Stored rows

• • • •

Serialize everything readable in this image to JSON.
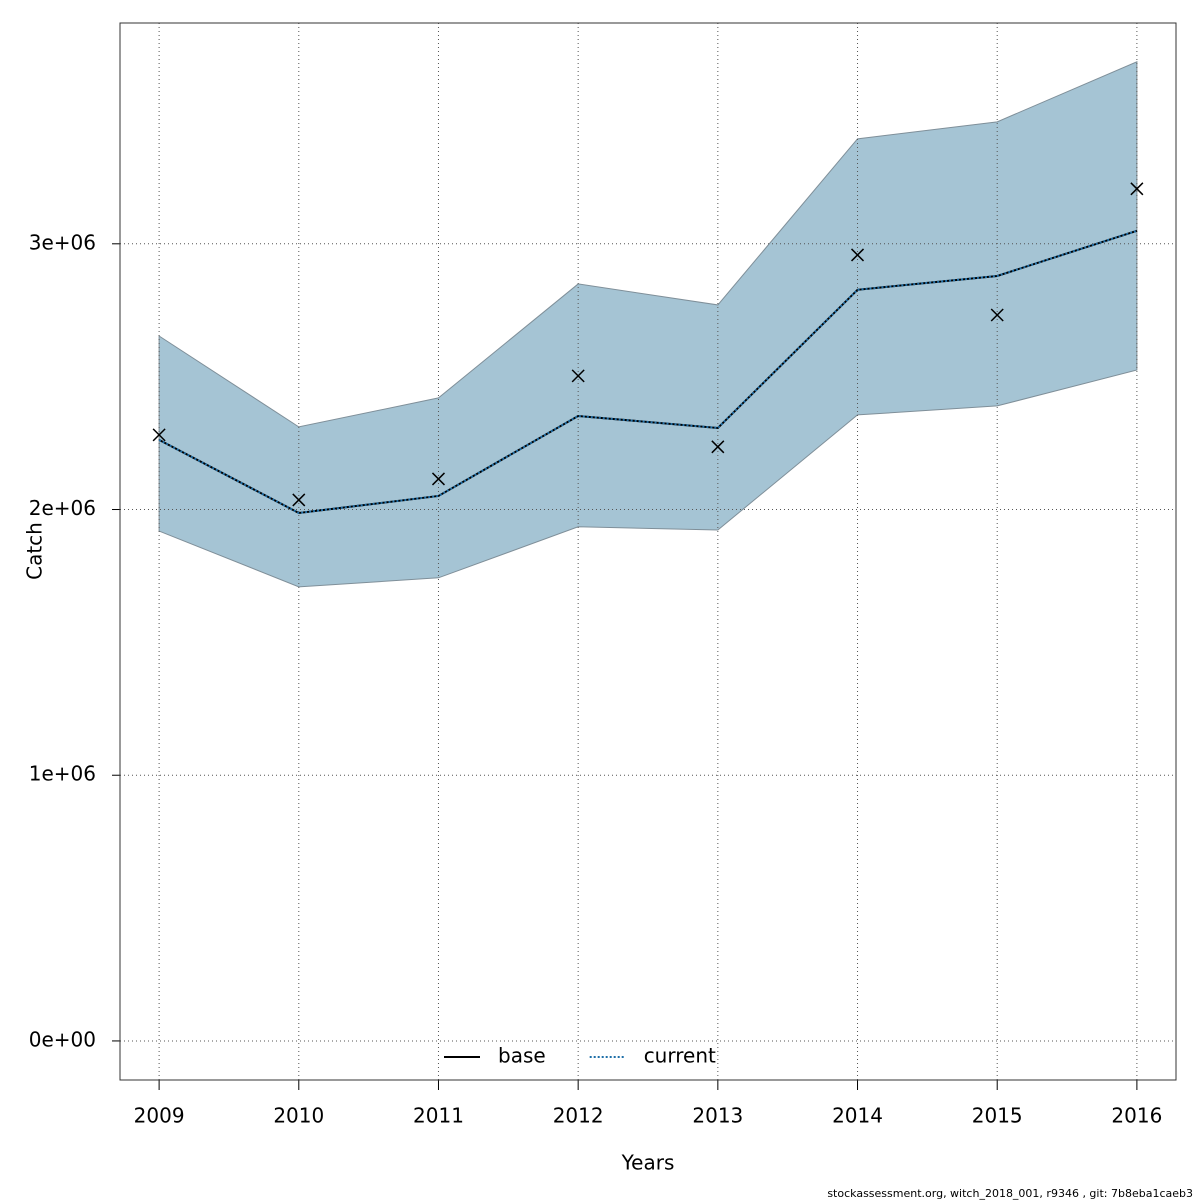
{
  "chart_data": {
    "type": "line",
    "x": [
      2009,
      2010,
      2011,
      2012,
      2013,
      2014,
      2015,
      2016
    ],
    "xlabel": "Years",
    "ylabel": "Catch",
    "band": {
      "color": "#a5c4d4",
      "upper": [
        2653000,
        2311000,
        2420000,
        2849000,
        2770000,
        3395000,
        3459000,
        3685000
      ],
      "lower": [
        1919000,
        1709000,
        1743000,
        1935000,
        1923000,
        2356000,
        2390000,
        2525000
      ]
    },
    "series": [
      {
        "name": "base",
        "color": "#000000",
        "dash": false,
        "values": [
          2262000,
          1987000,
          2051000,
          2352000,
          2307000,
          2827000,
          2879000,
          3049000
        ]
      },
      {
        "name": "current",
        "color": "#1f6fa8",
        "dash": true,
        "values": [
          2262000,
          1987000,
          2051000,
          2352000,
          2307000,
          2827000,
          2879000,
          3049000
        ]
      }
    ],
    "points": {
      "color": "#000000",
      "values": [
        2281000,
        2036000,
        2115000,
        2503000,
        2236000,
        2958000,
        2732000,
        3207000
      ]
    },
    "xlim": [
      2008.72,
      2016.28
    ],
    "xticks": [
      2009,
      2010,
      2011,
      2012,
      2013,
      2014,
      2015,
      2016
    ],
    "ylim": [
      -147000,
      3831000
    ],
    "yticks": [
      {
        "value": 0,
        "label": "0e+00"
      },
      {
        "value": 1000000,
        "label": "1e+06"
      },
      {
        "value": 2000000,
        "label": "2e+06"
      },
      {
        "value": 3000000,
        "label": "3e+06"
      }
    ],
    "grid": true,
    "legend": "bottom",
    "footnote": "stockassessment.org, witch_2018_001, r9346 , git: 7b8eba1caeb3"
  }
}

• • • •

What you need to do
Look through the lines above and collect those with the word "color".

Answer to the problem
      "color": "#a5c4d4",
        "color": "#000000",
        "color": "#1f6fa8",
      "color": "#000000",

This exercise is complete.